## What is needed
Each line in the entries below that holds the string "JSON" is to be listed.

----

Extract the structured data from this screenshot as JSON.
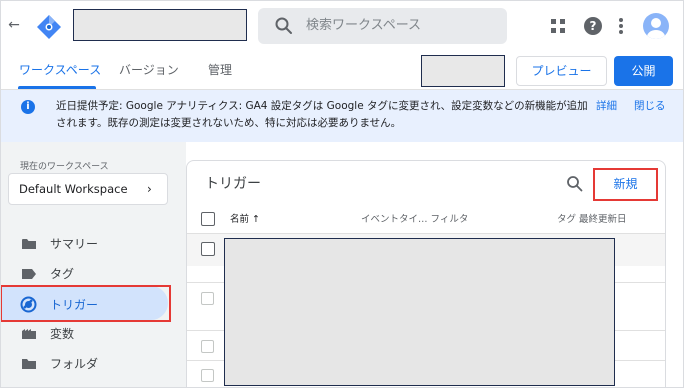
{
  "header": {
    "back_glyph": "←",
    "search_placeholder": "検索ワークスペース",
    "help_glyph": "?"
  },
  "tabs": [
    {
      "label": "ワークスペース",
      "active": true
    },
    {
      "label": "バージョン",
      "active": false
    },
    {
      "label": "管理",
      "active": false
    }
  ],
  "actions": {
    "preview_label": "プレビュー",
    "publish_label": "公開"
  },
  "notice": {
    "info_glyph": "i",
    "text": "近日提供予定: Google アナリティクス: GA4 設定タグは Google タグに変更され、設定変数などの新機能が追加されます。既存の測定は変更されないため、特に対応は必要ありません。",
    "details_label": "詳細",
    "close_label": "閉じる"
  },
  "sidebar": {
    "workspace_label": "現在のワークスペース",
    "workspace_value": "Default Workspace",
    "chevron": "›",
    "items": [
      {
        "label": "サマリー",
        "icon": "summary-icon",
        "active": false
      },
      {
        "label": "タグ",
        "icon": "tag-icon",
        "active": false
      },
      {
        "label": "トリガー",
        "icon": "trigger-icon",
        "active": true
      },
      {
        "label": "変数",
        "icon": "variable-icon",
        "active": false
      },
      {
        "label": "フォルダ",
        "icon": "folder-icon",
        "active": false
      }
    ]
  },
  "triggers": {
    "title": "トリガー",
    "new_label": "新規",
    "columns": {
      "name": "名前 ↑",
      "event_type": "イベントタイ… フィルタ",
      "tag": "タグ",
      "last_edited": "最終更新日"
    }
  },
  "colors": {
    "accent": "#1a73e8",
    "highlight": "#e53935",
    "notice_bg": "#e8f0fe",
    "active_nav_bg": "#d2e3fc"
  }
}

----

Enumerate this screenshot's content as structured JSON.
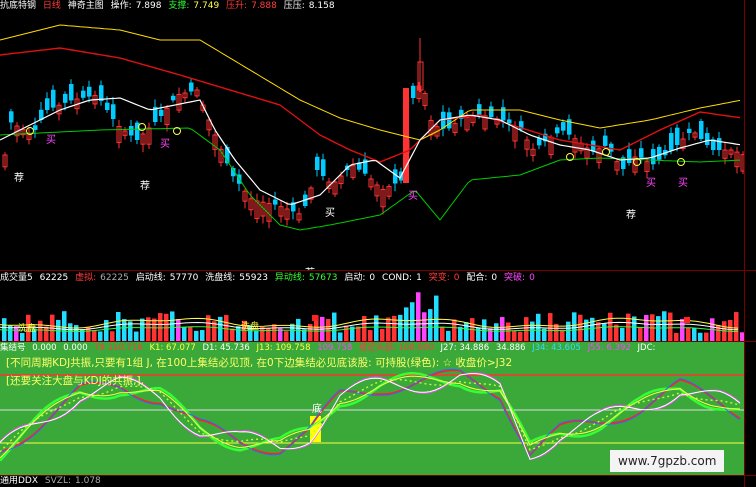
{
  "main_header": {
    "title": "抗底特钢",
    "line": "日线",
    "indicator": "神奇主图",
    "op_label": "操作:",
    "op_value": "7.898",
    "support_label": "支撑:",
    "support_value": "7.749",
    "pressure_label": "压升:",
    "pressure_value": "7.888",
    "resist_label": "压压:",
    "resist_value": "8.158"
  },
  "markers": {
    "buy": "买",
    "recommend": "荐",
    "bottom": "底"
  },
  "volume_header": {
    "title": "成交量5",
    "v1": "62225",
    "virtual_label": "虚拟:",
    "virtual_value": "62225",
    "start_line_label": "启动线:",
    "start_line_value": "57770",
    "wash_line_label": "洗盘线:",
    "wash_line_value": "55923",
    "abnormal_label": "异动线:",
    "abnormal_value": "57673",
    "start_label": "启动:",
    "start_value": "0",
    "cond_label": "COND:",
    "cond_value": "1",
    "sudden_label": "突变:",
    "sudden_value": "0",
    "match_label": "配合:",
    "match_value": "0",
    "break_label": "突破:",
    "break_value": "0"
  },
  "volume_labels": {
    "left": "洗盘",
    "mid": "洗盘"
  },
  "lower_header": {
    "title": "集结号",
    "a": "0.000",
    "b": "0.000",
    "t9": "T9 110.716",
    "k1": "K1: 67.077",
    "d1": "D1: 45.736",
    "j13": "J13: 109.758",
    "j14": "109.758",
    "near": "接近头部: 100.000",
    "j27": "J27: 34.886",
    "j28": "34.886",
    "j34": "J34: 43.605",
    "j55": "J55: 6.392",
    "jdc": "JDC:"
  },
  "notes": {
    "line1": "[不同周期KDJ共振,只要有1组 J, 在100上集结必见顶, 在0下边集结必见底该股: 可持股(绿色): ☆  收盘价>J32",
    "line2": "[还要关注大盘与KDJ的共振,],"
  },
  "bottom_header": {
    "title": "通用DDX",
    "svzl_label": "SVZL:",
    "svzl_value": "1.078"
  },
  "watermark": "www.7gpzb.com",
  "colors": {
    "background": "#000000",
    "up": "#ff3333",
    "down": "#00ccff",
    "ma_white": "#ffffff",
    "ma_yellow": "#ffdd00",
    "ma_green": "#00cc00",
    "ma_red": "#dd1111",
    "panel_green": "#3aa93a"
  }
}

----

## Response for this exercise
Extract the structured data from this screenshot as JSON.
Enumerate this screenshot's content as structured JSON.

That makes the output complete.